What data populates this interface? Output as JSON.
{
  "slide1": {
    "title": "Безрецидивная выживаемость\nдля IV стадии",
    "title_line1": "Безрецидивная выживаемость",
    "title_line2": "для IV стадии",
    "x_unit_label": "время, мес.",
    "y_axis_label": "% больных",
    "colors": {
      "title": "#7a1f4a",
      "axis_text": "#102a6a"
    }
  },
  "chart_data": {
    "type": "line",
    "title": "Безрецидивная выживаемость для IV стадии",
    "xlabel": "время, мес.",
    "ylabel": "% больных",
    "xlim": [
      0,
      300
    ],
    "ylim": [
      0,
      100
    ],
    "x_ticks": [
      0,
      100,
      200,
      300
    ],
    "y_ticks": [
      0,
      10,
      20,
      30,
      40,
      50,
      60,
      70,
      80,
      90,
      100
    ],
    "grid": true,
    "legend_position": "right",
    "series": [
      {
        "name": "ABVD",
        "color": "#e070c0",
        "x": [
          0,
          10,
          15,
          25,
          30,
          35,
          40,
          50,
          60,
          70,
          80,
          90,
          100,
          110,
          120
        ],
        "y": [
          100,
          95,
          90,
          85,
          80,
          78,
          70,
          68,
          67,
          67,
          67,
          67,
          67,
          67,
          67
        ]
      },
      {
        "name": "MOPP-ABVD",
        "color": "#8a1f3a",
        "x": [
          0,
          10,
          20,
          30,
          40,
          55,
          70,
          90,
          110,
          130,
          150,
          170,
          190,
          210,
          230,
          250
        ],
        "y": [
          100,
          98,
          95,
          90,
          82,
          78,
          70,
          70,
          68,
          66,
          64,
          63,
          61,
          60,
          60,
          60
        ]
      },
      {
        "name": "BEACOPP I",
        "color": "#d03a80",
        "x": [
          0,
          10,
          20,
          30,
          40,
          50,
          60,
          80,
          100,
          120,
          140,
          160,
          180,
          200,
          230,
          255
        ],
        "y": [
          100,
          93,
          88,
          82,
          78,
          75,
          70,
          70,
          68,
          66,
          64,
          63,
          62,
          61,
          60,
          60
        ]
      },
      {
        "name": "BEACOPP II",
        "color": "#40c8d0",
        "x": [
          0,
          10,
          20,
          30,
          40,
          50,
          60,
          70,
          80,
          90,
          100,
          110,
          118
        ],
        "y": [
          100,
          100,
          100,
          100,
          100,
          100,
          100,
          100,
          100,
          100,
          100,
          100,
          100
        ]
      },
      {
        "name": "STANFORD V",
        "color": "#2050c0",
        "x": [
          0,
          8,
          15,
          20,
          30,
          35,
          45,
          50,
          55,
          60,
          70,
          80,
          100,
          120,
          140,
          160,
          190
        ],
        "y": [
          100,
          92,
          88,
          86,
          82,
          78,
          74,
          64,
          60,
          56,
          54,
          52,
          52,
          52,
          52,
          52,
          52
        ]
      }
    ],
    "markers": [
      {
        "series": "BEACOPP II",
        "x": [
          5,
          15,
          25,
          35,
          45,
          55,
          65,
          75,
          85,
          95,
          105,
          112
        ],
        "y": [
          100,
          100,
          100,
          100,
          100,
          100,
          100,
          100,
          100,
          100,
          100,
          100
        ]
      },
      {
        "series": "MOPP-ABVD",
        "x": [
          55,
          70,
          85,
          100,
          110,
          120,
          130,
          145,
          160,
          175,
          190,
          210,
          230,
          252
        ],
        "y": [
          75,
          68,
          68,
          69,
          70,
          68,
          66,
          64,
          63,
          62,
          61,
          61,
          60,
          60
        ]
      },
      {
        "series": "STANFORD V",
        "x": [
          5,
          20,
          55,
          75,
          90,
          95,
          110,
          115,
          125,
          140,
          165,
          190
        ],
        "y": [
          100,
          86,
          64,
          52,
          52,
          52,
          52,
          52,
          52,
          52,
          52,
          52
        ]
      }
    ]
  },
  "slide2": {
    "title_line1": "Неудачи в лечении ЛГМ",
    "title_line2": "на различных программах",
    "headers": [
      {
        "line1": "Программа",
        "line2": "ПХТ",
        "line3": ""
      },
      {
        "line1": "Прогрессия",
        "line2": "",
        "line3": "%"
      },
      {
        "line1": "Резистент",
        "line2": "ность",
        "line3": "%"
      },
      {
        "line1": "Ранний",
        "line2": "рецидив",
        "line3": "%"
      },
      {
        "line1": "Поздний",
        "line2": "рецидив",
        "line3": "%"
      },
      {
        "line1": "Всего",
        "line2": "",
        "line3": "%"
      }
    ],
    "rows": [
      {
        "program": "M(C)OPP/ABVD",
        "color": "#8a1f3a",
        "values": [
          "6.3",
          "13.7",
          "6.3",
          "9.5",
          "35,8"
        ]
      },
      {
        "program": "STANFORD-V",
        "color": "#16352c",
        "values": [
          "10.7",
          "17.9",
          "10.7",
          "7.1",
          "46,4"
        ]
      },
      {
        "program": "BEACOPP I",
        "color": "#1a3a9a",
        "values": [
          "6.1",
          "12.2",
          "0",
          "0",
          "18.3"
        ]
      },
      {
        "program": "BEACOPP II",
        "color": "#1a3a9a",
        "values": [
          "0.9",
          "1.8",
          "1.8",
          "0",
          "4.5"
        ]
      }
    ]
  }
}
########################################
▶ **Task goal**:
Output an exact copy of each record.

▶ **Answer to this task**:
What data populates this interface? Output as JSON.
{
  "slide1": {
    "title": "Безрецидивная выживаемость\nдля IV стадии",
    "title_line1": "Безрецидивная выживаемость",
    "title_line2": "для IV стадии",
    "x_unit_label": "время, мес.",
    "y_axis_label": "% больных",
    "colors": {
      "title": "#7a1f4a",
      "axis_text": "#102a6a"
    }
  },
  "chart_data": {
    "type": "line",
    "title": "Безрецидивная выживаемость для IV стадии",
    "xlabel": "время, мес.",
    "ylabel": "% больных",
    "xlim": [
      0,
      300
    ],
    "ylim": [
      0,
      100
    ],
    "x_ticks": [
      0,
      100,
      200,
      300
    ],
    "y_ticks": [
      0,
      10,
      20,
      30,
      40,
      50,
      60,
      70,
      80,
      90,
      100
    ],
    "grid": true,
    "legend_position": "right",
    "series": [
      {
        "name": "ABVD",
        "color": "#e070c0",
        "x": [
          0,
          10,
          15,
          25,
          30,
          35,
          40,
          50,
          60,
          70,
          80,
          90,
          100,
          110,
          120
        ],
        "y": [
          100,
          95,
          90,
          85,
          80,
          78,
          70,
          68,
          67,
          67,
          67,
          67,
          67,
          67,
          67
        ]
      },
      {
        "name": "MOPP-ABVD",
        "color": "#8a1f3a",
        "x": [
          0,
          10,
          20,
          30,
          40,
          55,
          70,
          90,
          110,
          130,
          150,
          170,
          190,
          210,
          230,
          250
        ],
        "y": [
          100,
          98,
          95,
          90,
          82,
          78,
          70,
          70,
          68,
          66,
          64,
          63,
          61,
          60,
          60,
          60
        ]
      },
      {
        "name": "BEACOPP I",
        "color": "#d03a80",
        "x": [
          0,
          10,
          20,
          30,
          40,
          50,
          60,
          80,
          100,
          120,
          140,
          160,
          180,
          200,
          230,
          255
        ],
        "y": [
          100,
          93,
          88,
          82,
          78,
          75,
          70,
          70,
          68,
          66,
          64,
          63,
          62,
          61,
          60,
          60
        ]
      },
      {
        "name": "BEACOPP II",
        "color": "#40c8d0",
        "x": [
          0,
          10,
          20,
          30,
          40,
          50,
          60,
          70,
          80,
          90,
          100,
          110,
          118
        ],
        "y": [
          100,
          100,
          100,
          100,
          100,
          100,
          100,
          100,
          100,
          100,
          100,
          100,
          100
        ]
      },
      {
        "name": "STANFORD V",
        "color": "#2050c0",
        "x": [
          0,
          8,
          15,
          20,
          30,
          35,
          45,
          50,
          55,
          60,
          70,
          80,
          100,
          120,
          140,
          160,
          190
        ],
        "y": [
          100,
          92,
          88,
          86,
          82,
          78,
          74,
          64,
          60,
          56,
          54,
          52,
          52,
          52,
          52,
          52,
          52
        ]
      }
    ],
    "markers": [
      {
        "series": "BEACOPP II",
        "x": [
          5,
          15,
          25,
          35,
          45,
          55,
          65,
          75,
          85,
          95,
          105,
          112
        ],
        "y": [
          100,
          100,
          100,
          100,
          100,
          100,
          100,
          100,
          100,
          100,
          100,
          100
        ]
      },
      {
        "series": "MOPP-ABVD",
        "x": [
          55,
          70,
          85,
          100,
          110,
          120,
          130,
          145,
          160,
          175,
          190,
          210,
          230,
          252
        ],
        "y": [
          75,
          68,
          68,
          69,
          70,
          68,
          66,
          64,
          63,
          62,
          61,
          61,
          60,
          60
        ]
      },
      {
        "series": "STANFORD V",
        "x": [
          5,
          20,
          55,
          75,
          90,
          95,
          110,
          115,
          125,
          140,
          165,
          190
        ],
        "y": [
          100,
          86,
          64,
          52,
          52,
          52,
          52,
          52,
          52,
          52,
          52,
          52
        ]
      }
    ]
  },
  "slide2": {
    "title_line1": "Неудачи в лечении ЛГМ",
    "title_line2": "на различных программах",
    "headers": [
      {
        "line1": "Программа",
        "line2": "ПХТ",
        "line3": ""
      },
      {
        "line1": "Прогрессия",
        "line2": "",
        "line3": "%"
      },
      {
        "line1": "Резистент",
        "line2": "ность",
        "line3": "%"
      },
      {
        "line1": "Ранний",
        "line2": "рецидив",
        "line3": "%"
      },
      {
        "line1": "Поздний",
        "line2": "рецидив",
        "line3": "%"
      },
      {
        "line1": "Всего",
        "line2": "",
        "line3": "%"
      }
    ],
    "rows": [
      {
        "program": "M(C)OPP/ABVD",
        "color": "#8a1f3a",
        "values": [
          "6.3",
          "13.7",
          "6.3",
          "9.5",
          "35,8"
        ]
      },
      {
        "program": "STANFORD-V",
        "color": "#16352c",
        "values": [
          "10.7",
          "17.9",
          "10.7",
          "7.1",
          "46,4"
        ]
      },
      {
        "program": "BEACOPP I",
        "color": "#1a3a9a",
        "values": [
          "6.1",
          "12.2",
          "0",
          "0",
          "18.3"
        ]
      },
      {
        "program": "BEACOPP II",
        "color": "#1a3a9a",
        "values": [
          "0.9",
          "1.8",
          "1.8",
          "0",
          "4.5"
        ]
      }
    ]
  }
}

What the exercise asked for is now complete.